## [Work required]
All of the records listed below should be retyped exactly.
*** Data supplied
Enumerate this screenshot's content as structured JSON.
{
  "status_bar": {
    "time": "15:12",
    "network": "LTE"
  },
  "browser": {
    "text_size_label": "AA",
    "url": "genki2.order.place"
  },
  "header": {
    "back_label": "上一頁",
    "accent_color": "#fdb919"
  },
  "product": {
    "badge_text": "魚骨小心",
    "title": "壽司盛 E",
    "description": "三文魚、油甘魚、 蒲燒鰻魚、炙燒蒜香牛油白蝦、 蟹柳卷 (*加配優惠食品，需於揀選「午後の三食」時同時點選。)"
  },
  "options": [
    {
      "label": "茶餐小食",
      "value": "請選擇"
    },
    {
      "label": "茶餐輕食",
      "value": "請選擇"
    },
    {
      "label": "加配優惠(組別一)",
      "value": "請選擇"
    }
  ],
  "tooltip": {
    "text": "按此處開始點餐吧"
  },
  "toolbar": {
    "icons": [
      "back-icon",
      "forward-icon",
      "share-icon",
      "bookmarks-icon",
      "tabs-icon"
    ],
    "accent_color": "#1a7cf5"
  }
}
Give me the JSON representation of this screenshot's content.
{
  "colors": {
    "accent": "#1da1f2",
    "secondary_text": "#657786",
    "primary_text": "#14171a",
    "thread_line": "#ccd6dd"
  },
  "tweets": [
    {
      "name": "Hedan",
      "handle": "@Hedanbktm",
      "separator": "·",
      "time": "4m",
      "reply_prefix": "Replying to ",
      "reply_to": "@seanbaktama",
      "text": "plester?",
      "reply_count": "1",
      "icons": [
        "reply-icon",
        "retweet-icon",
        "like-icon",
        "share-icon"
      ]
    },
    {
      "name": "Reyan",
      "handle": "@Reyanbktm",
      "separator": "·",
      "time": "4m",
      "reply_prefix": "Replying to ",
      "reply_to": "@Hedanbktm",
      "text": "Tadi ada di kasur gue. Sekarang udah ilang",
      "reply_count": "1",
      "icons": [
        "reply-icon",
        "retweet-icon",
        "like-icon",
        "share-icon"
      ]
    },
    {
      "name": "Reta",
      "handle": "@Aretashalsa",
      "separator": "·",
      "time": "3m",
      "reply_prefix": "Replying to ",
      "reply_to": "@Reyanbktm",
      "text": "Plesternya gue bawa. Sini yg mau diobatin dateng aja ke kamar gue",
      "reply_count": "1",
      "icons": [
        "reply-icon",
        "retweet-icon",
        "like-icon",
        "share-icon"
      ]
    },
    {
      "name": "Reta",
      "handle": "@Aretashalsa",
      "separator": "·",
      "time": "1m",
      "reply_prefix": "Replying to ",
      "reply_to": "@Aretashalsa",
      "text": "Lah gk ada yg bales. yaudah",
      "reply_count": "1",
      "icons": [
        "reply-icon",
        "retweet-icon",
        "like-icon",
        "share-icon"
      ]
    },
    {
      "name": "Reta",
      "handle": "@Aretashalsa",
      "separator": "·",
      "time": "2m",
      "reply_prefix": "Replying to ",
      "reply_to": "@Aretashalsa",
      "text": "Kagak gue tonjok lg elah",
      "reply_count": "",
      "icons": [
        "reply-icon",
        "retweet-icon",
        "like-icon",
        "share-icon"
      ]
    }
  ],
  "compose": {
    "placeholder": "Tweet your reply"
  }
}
******
## [Task solution]
Enumerate this screenshot's content as structured JSON.
{
  "status_bar": {
    "time": "15:12",
    "network": "LTE"
  },
  "browser": {
    "text_size_label": "AA",
    "url": "genki2.order.place"
  },
  "header": {
    "back_label": "上一頁",
    "accent_color": "#fdb919"
  },
  "product": {
    "badge_text": "魚骨小心",
    "title": "壽司盛 E",
    "description": "三文魚、油甘魚、 蒲燒鰻魚、炙燒蒜香牛油白蝦、 蟹柳卷 (*加配優惠食品，需於揀選「午後の三食」時同時點選。)"
  },
  "options": [
    {
      "label": "茶餐小食",
      "value": "請選擇"
    },
    {
      "label": "茶餐輕食",
      "value": "請選擇"
    },
    {
      "label": "加配優惠(組別一)",
      "value": "請選擇"
    }
  ],
  "tooltip": {
    "text": "按此處開始點餐吧"
  },
  "toolbar": {
    "icons": [
      "back-icon",
      "forward-icon",
      "share-icon",
      "bookmarks-icon",
      "tabs-icon"
    ],
    "accent_color": "#1a7cf5"
  }
}
Give me the JSON representation of this screenshot's content.
{
  "colors": {
    "accent": "#1da1f2",
    "secondary_text": "#657786",
    "primary_text": "#14171a",
    "thread_line": "#ccd6dd"
  },
  "tweets": [
    {
      "name": "Hedan",
      "handle": "@Hedanbktm",
      "separator": "·",
      "time": "4m",
      "reply_prefix": "Replying to ",
      "reply_to": "@seanbaktama",
      "text": "plester?",
      "reply_count": "1",
      "icons": [
        "reply-icon",
        "retweet-icon",
        "like-icon",
        "share-icon"
      ]
    },
    {
      "name": "Reyan",
      "handle": "@Reyanbktm",
      "separator": "·",
      "time": "4m",
      "reply_prefix": "Replying to ",
      "reply_to": "@Hedanbktm",
      "text": "Tadi ada di kasur gue. Sekarang udah ilang",
      "reply_count": "1",
      "icons": [
        "reply-icon",
        "retweet-icon",
        "like-icon",
        "share-icon"
      ]
    },
    {
      "name": "Reta",
      "handle": "@Aretashalsa",
      "separator": "·",
      "time": "3m",
      "reply_prefix": "Replying to ",
      "reply_to": "@Reyanbktm",
      "text": "Plesternya gue bawa. Sini yg mau diobatin dateng aja ke kamar gue",
      "reply_count": "1",
      "icons": [
        "reply-icon",
        "retweet-icon",
        "like-icon",
        "share-icon"
      ]
    },
    {
      "name": "Reta",
      "handle": "@Aretashalsa",
      "separator": "·",
      "time": "1m",
      "reply_prefix": "Replying to ",
      "reply_to": "@Aretashalsa",
      "text": "Lah gk ada yg bales. yaudah",
      "reply_count": "1",
      "icons": [
        "reply-icon",
        "retweet-icon",
        "like-icon",
        "share-icon"
      ]
    },
    {
      "name": "Reta",
      "handle": "@Aretashalsa",
      "separator": "·",
      "time": "2m",
      "reply_prefix": "Replying to ",
      "reply_to": "@Aretashalsa",
      "text": "Kagak gue tonjok lg elah",
      "reply_count": "",
      "icons": [
        "reply-icon",
        "retweet-icon",
        "like-icon",
        "share-icon"
      ]
    }
  ],
  "compose": {
    "placeholder": "Tweet your reply"
  }
}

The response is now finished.